2.2. uniseg.graphemecluster — Grapheme Cluster

Unicode grapheme cluster boundaries.

UAX #29: Unicode Text Segmentation (Unicode 15.0.0) https://www.unicode.org/reports/tr29/tr29-41.html

uniseg.graphemecluster.GCB

alias of GraphemeClusterBreak

class uniseg.graphemecluster.GraphemeClusterBreak(value)

Grapheme_Cluster_Break property values in UAX #29.

uniseg.graphemecluster.grapheme_cluster_boundaries(s: str, tailor: Callable[[str, Iterator[Literal[0, 1]]], Iterator[Literal[0, 1]]] | None = None, /) Iterator[int]

Iterate indices of the grapheme cluster boundaries of s

This function yields from 0 to the end of the string (== len(s)).

>>> list(grapheme_cluster_boundaries('ABC'))
★ ★ ★
TO-DO LIST
(1) Please summarize the documentation in two sentences.
(2) Reproduce the documentation word for word, everything from "class uniseg.graphemecluster.GraphemeClusterBreak(value)" down to "string (== len(s)).".

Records
★ ★ ★
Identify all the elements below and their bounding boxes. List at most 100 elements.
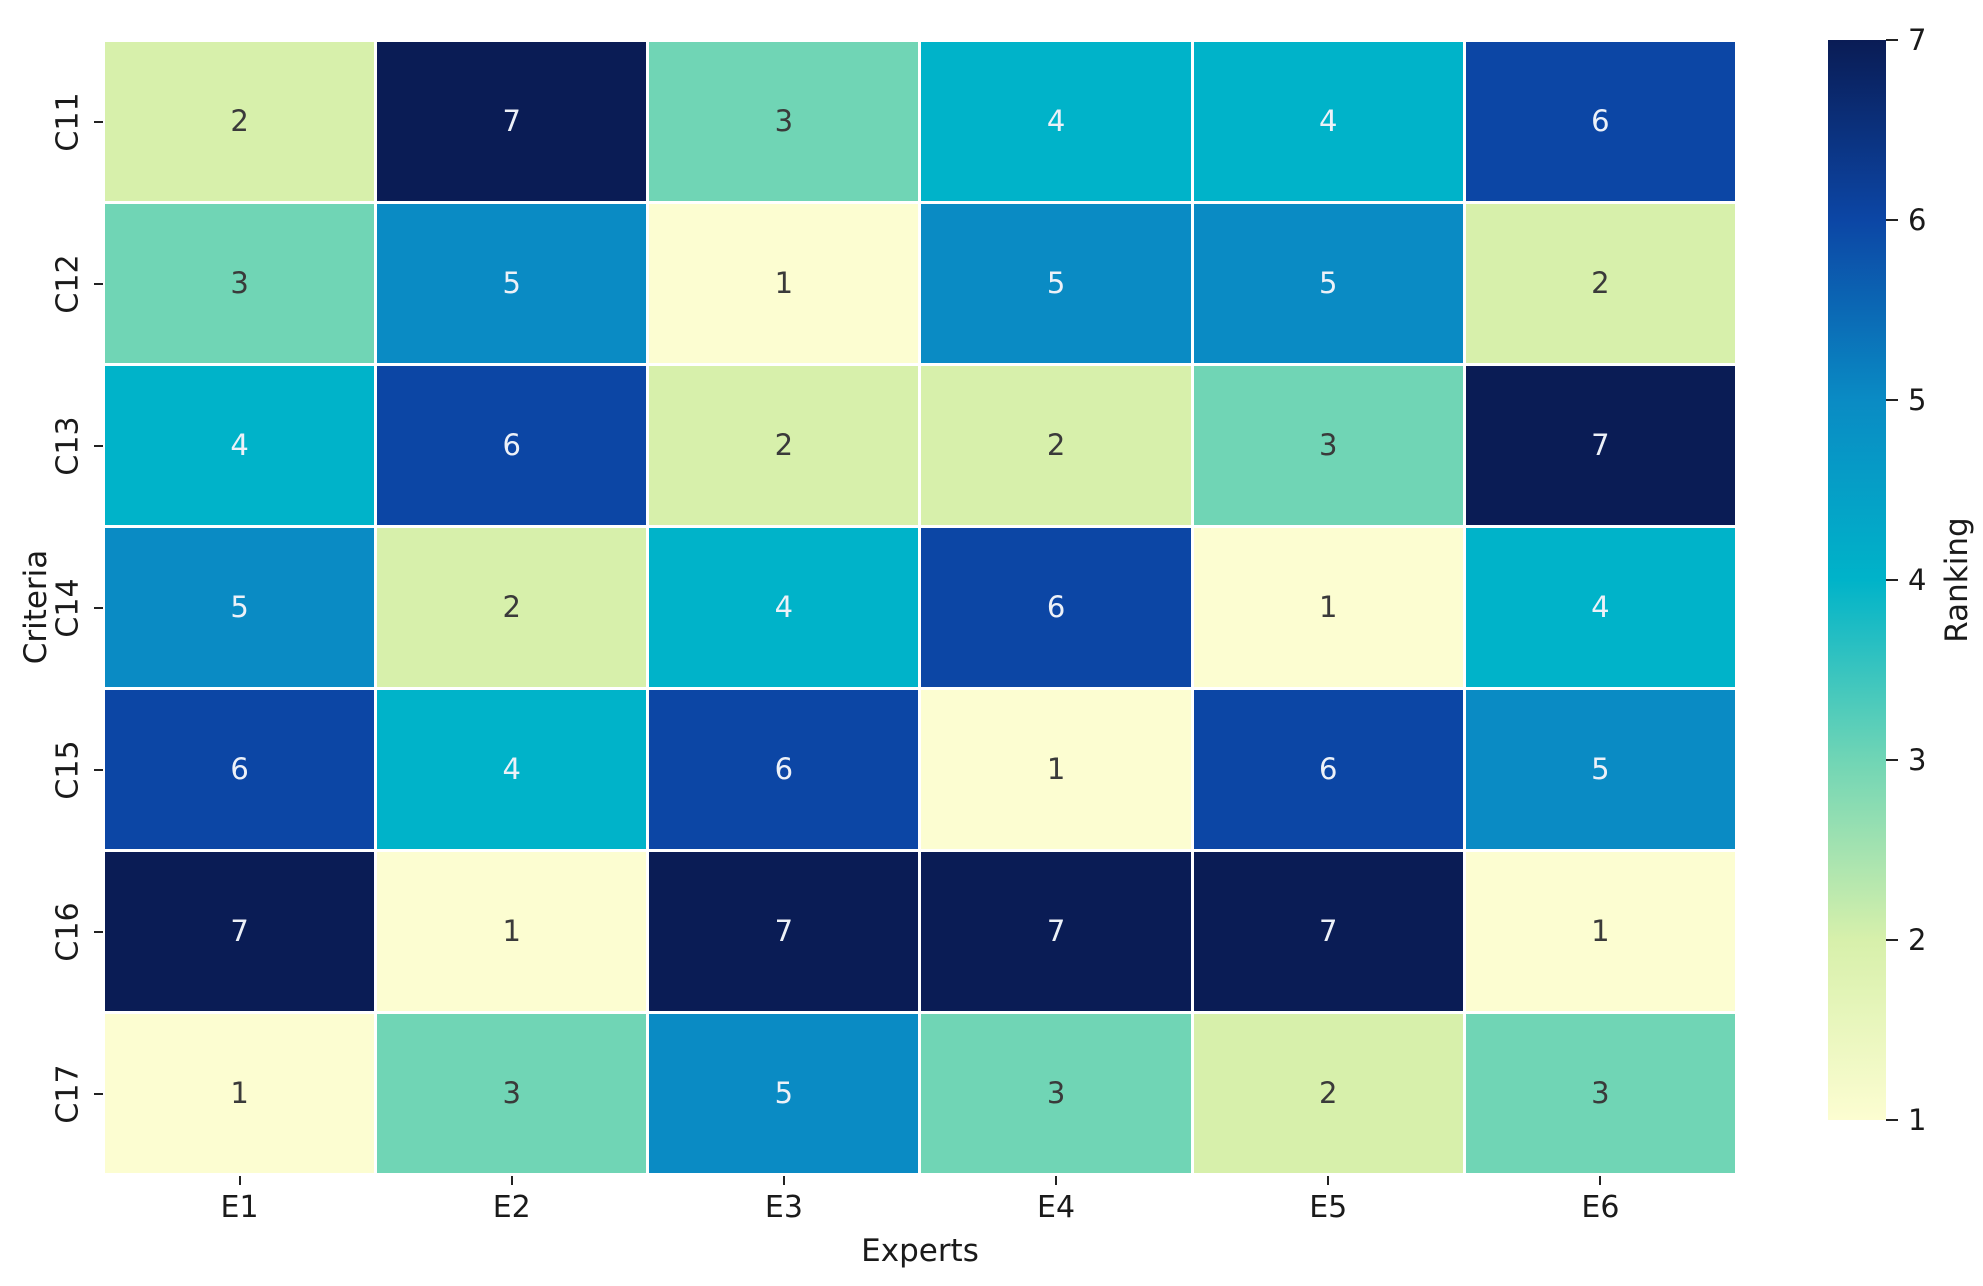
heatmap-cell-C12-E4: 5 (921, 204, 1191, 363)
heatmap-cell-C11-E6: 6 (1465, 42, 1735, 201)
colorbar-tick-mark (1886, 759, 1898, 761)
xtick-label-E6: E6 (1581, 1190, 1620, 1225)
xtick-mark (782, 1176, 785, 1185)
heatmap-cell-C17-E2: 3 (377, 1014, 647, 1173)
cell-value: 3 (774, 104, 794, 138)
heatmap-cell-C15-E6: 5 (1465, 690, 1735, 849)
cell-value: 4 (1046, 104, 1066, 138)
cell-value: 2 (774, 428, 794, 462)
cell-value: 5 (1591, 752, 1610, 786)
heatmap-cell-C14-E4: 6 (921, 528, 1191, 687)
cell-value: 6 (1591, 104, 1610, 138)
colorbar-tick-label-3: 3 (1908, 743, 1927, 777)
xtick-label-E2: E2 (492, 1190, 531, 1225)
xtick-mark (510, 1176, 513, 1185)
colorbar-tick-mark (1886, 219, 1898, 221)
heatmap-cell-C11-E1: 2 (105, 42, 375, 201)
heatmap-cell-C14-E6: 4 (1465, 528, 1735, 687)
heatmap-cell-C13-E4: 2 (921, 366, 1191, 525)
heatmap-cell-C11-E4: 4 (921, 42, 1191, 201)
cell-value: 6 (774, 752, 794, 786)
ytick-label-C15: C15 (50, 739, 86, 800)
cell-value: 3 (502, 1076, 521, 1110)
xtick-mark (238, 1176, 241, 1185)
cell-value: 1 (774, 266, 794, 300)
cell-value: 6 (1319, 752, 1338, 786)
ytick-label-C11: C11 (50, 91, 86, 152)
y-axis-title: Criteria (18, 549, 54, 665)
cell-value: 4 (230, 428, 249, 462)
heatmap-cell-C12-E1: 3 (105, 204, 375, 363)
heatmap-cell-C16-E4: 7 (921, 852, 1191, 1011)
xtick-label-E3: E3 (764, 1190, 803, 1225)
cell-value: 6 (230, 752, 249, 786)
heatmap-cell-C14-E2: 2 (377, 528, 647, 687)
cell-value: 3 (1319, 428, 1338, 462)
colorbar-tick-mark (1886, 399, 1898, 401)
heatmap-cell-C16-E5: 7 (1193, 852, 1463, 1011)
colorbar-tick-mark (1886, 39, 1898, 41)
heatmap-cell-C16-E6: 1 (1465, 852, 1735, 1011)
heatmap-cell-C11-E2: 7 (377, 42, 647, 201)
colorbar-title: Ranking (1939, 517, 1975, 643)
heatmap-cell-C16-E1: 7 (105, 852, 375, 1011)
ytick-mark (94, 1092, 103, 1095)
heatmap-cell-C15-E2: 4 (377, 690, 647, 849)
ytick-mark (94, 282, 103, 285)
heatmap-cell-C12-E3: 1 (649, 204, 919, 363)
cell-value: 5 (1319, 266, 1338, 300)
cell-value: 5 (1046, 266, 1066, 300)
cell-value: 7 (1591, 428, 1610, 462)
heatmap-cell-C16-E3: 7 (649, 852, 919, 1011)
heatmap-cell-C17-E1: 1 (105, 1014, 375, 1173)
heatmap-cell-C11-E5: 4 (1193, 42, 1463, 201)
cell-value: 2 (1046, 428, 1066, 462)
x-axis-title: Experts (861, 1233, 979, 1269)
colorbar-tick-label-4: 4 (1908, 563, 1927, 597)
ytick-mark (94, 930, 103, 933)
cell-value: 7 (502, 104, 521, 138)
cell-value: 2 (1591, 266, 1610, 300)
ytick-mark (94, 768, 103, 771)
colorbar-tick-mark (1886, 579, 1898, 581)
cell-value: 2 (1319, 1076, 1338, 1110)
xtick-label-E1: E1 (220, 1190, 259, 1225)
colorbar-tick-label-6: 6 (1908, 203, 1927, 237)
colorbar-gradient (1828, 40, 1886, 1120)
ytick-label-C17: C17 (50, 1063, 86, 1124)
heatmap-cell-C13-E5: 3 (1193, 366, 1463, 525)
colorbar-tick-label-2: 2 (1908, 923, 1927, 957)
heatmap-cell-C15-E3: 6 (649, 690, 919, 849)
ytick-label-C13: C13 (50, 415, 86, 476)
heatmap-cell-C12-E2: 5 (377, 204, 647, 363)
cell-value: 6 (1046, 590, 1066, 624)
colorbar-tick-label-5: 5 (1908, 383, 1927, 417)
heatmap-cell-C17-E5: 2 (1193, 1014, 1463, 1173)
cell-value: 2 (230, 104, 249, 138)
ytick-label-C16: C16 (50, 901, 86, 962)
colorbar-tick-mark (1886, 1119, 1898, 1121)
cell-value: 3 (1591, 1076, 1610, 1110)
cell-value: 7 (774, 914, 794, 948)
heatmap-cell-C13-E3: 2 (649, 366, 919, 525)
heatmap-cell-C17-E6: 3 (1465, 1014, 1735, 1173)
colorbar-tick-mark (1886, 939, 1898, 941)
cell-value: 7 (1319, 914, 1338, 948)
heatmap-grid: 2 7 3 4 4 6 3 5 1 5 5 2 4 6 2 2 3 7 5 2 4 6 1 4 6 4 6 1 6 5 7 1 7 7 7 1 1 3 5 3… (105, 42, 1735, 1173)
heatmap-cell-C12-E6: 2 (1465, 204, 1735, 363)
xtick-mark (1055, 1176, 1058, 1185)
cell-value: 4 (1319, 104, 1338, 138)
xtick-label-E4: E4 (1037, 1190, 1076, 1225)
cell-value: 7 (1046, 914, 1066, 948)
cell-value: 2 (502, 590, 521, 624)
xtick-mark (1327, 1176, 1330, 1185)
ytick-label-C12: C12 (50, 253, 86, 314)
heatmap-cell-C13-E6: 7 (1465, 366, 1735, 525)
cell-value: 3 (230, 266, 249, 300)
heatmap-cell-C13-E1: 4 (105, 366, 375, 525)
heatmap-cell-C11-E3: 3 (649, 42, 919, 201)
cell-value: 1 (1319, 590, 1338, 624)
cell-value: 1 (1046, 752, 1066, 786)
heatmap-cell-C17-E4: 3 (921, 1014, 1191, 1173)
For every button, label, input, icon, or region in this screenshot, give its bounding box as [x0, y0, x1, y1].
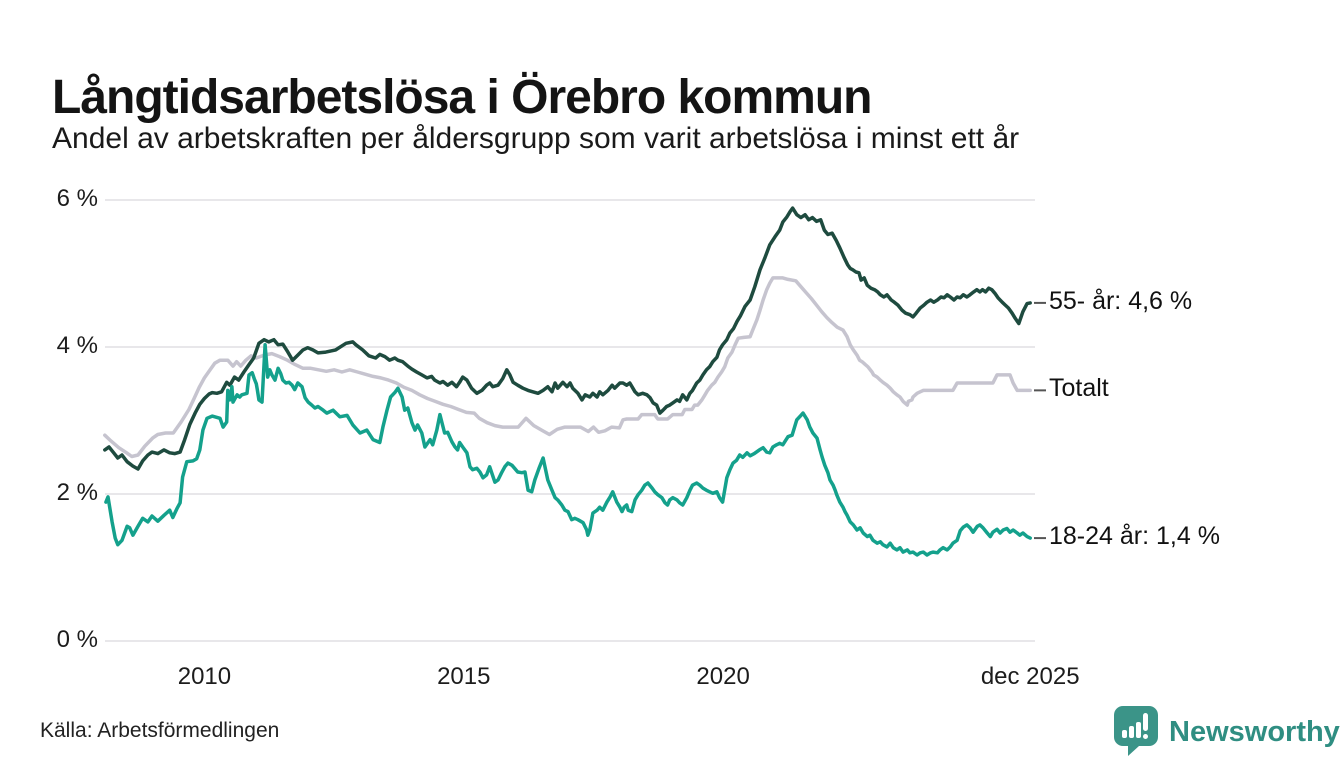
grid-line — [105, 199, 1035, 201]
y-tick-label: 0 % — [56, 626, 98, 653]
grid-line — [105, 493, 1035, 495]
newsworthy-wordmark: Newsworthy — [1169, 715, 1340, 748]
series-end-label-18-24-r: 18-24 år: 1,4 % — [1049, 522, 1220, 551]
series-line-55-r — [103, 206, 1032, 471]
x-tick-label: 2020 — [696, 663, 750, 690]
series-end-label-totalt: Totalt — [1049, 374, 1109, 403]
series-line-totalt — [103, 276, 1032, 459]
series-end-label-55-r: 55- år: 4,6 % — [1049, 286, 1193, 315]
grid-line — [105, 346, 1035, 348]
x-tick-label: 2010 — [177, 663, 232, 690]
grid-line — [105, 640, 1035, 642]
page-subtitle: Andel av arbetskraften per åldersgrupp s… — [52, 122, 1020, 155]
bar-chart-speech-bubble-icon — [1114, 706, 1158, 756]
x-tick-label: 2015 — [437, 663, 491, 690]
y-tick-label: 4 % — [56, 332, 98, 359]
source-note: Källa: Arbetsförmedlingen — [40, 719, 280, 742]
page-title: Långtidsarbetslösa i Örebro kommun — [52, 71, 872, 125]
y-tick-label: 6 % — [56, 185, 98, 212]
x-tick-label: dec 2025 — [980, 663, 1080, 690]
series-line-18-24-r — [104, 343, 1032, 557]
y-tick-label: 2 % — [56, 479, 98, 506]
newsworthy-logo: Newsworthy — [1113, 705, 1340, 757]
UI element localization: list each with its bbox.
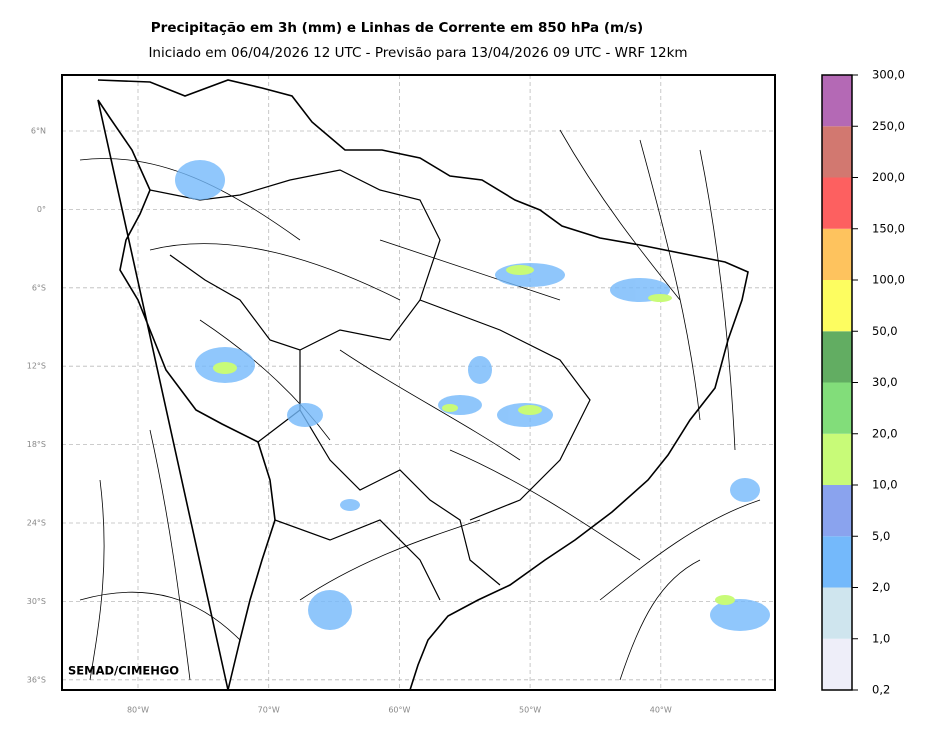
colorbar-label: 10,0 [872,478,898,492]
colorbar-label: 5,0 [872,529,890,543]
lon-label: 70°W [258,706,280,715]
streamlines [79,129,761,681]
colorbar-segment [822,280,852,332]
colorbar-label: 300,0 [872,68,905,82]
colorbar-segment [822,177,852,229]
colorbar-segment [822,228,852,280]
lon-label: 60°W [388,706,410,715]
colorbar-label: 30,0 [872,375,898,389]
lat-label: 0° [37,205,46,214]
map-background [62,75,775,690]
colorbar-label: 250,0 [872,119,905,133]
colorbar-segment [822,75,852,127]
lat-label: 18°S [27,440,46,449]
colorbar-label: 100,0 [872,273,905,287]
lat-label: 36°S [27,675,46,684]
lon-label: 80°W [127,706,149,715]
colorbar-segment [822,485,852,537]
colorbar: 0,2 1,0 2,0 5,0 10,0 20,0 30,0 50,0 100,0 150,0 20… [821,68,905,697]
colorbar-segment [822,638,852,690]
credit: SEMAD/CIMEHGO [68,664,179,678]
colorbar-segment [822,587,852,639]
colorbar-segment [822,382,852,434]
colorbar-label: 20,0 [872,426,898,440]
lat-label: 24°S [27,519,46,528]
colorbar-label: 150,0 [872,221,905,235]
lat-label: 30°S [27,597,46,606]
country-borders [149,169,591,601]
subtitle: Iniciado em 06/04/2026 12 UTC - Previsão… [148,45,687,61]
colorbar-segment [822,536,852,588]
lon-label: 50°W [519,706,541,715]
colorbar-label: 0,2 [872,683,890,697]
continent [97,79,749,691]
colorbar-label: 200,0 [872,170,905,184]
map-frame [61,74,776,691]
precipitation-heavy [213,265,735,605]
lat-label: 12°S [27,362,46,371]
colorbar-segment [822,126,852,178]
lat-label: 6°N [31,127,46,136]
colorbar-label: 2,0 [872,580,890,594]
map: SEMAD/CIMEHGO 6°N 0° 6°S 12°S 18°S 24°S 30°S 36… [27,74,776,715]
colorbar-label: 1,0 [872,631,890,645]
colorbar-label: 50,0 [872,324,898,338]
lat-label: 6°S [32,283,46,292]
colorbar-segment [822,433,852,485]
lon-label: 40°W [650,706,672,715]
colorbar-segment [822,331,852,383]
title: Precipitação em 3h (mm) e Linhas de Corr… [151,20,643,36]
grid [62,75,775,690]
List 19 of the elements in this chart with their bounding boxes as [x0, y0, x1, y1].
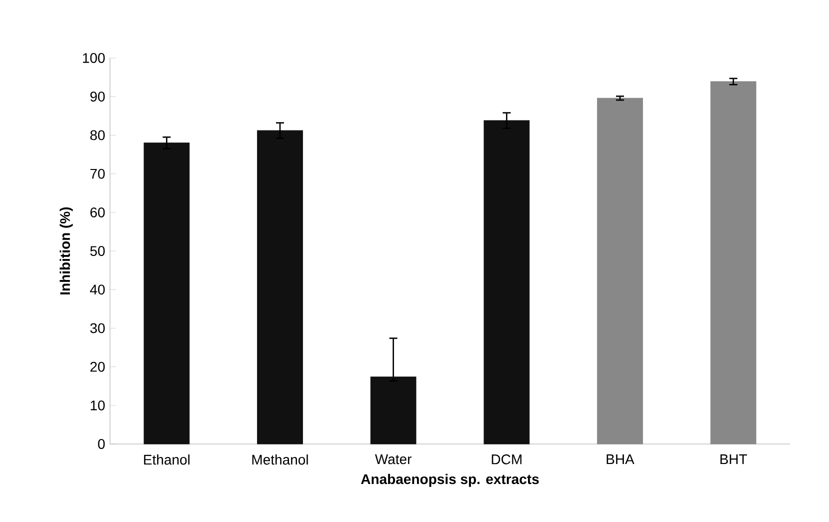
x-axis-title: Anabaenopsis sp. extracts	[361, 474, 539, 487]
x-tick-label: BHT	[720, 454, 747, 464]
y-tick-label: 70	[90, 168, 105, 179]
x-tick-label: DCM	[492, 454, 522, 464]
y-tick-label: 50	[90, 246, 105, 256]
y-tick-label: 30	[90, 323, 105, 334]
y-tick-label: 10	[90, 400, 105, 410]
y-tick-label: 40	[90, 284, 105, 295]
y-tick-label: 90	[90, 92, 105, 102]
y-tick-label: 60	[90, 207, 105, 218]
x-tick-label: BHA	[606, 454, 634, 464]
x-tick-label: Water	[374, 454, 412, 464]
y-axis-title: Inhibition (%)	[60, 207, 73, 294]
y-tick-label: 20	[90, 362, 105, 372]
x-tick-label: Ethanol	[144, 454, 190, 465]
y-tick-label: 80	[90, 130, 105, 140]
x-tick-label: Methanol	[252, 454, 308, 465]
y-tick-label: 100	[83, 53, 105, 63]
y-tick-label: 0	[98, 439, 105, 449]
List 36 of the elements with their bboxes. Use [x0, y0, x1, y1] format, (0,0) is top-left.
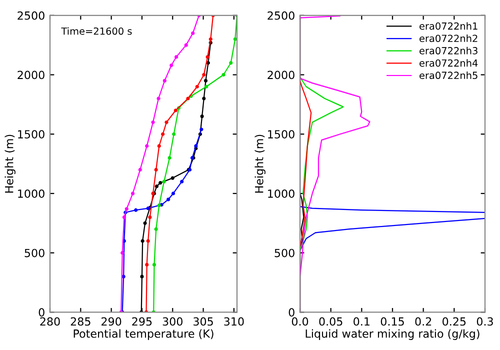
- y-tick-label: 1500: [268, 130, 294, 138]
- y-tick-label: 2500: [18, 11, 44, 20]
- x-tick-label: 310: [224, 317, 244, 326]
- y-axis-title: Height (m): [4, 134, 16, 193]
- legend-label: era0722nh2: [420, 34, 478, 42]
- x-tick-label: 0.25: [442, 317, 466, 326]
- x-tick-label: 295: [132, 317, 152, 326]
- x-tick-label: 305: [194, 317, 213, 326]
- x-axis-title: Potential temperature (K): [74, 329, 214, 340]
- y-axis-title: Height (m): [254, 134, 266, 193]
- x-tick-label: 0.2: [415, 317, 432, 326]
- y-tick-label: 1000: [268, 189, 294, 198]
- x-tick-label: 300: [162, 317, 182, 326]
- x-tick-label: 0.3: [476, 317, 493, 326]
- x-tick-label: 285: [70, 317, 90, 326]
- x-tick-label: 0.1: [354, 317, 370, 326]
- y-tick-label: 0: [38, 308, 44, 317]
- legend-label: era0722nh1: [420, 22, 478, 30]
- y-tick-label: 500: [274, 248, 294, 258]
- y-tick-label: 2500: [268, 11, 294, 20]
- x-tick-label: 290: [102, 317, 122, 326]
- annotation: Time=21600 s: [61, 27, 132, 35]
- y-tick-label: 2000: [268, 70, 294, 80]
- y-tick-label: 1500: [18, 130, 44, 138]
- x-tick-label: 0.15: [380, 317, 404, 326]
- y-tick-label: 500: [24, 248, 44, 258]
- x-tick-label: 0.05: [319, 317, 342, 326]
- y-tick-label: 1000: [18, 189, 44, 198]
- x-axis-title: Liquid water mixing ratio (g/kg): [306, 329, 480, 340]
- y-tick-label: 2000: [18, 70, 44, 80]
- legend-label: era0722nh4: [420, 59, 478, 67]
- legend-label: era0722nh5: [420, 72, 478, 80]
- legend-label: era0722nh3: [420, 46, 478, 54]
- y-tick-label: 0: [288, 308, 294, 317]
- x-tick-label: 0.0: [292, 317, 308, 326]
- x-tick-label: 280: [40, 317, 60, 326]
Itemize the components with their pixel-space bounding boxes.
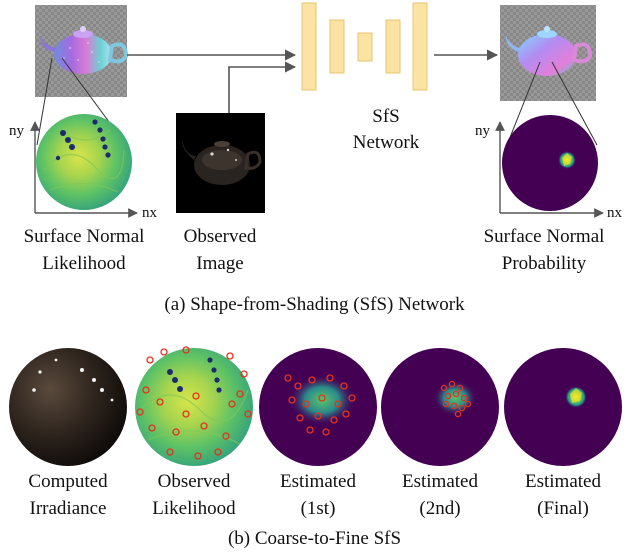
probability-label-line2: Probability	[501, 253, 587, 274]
★ ★ ★
RESULTS FOR EACH TASK
(1) The documentation covers uniseg.graphemecluster, which deals with Unicode grapheme cluster boundaries according to UAX #29: Unicode Text Segmentation (Unicode 15.0.0). It lists GCB as an alias of GraphemeClusterBreak, a class for Grapheme_Cluster_Break property values, and the function grapheme_cluster_boundaries, which iterates the boundary indices of a string s from 0 to the end of the string.

(2)
class uniseg.graphemecluster.GraphemeClusterBreak(value)

Grapheme_Cluster_Break property values in UAX #29.

uniseg.graphemecluster.grapheme_cluster_boundaries(s: str, tailor: Callable[[str, Iterator[Literal[0, 1]]], Iterator[Literal[0, 1]]] | None = None, /) Iterator[int]

Iterate indices of the grapheme cluster boundaries of s

This function yields from 0 to the end of the string (== len(s)).